Select all lines holding the word "USDT" from the entries that follow.

++++ Material for this exercise ++++

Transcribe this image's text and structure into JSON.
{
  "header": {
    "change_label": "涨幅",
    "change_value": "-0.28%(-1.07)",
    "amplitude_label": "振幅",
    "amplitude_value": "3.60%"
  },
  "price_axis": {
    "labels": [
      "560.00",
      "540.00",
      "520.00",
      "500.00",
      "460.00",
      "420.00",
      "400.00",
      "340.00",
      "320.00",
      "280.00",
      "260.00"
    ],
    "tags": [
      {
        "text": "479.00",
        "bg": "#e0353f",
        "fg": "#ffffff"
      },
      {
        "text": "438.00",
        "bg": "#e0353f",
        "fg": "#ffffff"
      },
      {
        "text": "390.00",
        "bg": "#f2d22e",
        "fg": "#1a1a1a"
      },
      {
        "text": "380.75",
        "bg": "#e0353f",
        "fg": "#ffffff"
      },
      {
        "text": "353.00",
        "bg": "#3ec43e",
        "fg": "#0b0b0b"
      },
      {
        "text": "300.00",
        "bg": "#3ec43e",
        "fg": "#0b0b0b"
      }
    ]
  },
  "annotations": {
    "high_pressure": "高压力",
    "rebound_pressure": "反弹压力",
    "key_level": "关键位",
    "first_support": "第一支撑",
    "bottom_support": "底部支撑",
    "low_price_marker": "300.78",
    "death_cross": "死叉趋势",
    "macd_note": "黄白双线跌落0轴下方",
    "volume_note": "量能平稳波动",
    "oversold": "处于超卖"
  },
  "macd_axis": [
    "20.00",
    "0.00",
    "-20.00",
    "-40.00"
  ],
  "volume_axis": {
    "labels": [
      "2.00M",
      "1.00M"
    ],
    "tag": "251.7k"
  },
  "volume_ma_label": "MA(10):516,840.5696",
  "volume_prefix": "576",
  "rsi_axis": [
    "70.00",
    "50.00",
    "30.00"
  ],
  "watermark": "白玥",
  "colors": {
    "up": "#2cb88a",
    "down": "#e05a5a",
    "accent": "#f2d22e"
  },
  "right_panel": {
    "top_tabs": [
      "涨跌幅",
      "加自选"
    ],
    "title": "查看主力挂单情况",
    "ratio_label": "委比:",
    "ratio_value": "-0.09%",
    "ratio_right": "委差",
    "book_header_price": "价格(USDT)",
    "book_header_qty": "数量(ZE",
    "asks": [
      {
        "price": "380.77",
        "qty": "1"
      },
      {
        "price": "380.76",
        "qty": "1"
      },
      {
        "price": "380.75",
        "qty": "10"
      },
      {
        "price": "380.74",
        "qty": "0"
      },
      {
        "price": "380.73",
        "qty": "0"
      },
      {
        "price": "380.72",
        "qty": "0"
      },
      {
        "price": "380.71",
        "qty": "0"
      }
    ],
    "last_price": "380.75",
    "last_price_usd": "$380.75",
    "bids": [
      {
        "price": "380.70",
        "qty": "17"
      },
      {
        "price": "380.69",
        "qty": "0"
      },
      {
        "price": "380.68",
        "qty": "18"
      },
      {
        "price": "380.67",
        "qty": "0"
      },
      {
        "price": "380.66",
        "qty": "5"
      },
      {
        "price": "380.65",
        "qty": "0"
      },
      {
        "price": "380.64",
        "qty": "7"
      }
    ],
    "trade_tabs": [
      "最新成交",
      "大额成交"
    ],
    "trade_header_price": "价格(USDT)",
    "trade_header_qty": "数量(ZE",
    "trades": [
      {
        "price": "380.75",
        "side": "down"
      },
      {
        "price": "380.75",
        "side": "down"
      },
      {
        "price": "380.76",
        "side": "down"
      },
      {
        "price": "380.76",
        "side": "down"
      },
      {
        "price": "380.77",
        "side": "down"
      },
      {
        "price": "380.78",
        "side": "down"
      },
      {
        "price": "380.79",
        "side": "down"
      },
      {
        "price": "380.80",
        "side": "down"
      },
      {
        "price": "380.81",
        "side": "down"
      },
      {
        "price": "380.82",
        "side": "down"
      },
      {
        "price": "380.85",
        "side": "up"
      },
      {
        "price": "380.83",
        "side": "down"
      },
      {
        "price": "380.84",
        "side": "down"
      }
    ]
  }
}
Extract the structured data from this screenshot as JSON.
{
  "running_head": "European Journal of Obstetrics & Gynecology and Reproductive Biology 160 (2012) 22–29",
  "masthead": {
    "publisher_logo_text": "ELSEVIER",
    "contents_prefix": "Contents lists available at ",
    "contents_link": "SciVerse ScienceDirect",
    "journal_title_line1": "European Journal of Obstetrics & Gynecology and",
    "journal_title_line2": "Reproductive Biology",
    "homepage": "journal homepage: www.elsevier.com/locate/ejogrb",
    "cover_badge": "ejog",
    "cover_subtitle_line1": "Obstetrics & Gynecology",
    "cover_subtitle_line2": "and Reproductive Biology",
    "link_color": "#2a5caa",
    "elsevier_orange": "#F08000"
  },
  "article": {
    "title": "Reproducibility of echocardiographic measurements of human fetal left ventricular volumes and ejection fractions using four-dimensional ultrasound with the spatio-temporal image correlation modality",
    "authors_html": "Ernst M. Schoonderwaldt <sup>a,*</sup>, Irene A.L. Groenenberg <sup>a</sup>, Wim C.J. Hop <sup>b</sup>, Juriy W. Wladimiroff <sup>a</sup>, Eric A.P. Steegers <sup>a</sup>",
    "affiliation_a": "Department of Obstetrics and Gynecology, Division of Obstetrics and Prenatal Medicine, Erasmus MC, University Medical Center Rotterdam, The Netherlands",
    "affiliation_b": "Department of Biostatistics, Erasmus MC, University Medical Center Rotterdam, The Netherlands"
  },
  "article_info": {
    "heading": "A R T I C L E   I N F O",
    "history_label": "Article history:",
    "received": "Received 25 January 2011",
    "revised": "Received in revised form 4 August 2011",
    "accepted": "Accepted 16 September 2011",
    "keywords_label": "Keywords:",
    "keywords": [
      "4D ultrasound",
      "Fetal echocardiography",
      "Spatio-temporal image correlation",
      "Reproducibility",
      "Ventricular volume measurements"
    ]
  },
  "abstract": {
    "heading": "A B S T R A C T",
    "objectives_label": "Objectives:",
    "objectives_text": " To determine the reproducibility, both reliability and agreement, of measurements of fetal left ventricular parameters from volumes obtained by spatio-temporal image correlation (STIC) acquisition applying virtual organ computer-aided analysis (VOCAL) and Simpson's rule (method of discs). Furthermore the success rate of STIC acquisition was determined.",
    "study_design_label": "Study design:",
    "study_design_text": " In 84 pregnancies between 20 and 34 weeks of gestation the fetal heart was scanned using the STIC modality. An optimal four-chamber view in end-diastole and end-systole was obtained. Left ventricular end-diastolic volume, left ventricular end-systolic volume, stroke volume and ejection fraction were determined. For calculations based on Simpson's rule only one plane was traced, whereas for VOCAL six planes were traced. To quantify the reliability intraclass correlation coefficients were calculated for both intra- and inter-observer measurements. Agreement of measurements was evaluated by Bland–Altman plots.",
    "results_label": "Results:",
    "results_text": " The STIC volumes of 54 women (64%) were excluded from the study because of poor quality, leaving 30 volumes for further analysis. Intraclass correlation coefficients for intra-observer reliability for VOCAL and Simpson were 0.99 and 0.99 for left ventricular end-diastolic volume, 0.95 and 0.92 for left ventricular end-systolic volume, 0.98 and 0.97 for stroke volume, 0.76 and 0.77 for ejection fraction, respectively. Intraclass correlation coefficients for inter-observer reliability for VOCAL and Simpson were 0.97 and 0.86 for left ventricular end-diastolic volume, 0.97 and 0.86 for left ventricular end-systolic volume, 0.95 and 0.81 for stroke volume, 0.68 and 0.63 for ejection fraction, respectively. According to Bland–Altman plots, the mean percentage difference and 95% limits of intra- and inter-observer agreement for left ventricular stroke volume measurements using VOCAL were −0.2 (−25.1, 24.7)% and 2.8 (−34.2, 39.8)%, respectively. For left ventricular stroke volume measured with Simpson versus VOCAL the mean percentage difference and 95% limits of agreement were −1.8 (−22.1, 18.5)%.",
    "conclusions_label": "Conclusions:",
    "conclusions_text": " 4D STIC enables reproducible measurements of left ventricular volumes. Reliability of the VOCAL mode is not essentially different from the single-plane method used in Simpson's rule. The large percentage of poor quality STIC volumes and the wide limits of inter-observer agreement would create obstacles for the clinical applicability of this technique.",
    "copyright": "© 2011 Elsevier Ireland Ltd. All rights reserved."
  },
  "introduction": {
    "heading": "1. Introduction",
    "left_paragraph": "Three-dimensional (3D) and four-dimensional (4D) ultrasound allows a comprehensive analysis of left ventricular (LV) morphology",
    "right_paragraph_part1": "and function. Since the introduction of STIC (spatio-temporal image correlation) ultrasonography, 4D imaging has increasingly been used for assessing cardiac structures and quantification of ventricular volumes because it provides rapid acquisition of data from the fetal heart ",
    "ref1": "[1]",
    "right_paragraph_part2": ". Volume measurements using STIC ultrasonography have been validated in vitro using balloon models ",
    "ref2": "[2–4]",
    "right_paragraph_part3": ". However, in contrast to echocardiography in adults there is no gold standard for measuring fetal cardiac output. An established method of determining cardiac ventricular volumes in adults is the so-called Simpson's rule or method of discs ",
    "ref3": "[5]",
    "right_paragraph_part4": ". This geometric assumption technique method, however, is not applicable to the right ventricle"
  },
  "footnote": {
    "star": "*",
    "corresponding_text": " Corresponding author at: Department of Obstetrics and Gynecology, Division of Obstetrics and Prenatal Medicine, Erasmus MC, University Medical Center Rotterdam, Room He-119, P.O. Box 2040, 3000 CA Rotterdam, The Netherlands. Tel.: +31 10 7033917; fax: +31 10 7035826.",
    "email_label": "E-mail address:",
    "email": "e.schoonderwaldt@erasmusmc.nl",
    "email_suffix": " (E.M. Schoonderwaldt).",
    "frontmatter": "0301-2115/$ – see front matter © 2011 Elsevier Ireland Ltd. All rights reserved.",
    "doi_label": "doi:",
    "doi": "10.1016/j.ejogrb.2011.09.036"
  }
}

++++

Result below
    "book_header_price": "价格(USDT)",
    "trade_header_price": "价格(USDT)",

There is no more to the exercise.